--- Start Record set ---

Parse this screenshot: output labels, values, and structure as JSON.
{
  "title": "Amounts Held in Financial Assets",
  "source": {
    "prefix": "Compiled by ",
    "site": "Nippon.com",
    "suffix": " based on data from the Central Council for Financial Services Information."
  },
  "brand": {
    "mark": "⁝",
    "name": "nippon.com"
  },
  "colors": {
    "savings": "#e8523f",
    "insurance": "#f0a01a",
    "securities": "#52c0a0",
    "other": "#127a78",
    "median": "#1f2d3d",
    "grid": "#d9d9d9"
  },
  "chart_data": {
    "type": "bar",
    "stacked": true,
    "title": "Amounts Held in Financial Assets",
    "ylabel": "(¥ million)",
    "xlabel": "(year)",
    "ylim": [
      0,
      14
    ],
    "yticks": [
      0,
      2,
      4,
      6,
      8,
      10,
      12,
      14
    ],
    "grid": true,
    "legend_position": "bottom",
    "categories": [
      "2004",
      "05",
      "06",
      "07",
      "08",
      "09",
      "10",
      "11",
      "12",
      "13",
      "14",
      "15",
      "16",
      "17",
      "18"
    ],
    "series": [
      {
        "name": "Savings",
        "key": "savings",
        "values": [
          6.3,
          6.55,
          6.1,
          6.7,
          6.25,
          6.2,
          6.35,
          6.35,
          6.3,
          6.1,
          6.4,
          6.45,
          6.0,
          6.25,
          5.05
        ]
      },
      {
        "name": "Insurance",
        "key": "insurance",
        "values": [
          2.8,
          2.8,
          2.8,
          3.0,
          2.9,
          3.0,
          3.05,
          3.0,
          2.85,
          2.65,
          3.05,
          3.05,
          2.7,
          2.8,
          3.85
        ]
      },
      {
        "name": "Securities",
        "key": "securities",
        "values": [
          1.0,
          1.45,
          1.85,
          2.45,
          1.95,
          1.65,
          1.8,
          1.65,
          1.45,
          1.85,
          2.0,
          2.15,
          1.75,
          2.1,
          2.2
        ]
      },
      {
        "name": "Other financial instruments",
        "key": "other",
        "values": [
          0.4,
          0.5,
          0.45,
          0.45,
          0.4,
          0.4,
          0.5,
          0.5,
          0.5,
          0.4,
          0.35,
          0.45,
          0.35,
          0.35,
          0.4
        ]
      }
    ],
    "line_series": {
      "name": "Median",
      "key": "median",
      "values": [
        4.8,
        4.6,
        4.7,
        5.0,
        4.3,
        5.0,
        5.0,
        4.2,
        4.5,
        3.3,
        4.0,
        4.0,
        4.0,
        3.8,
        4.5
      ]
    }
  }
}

--- End Record set ---

Return only the number of lines in the data above that include the word "Amounts".

__Result of the exercise__:
2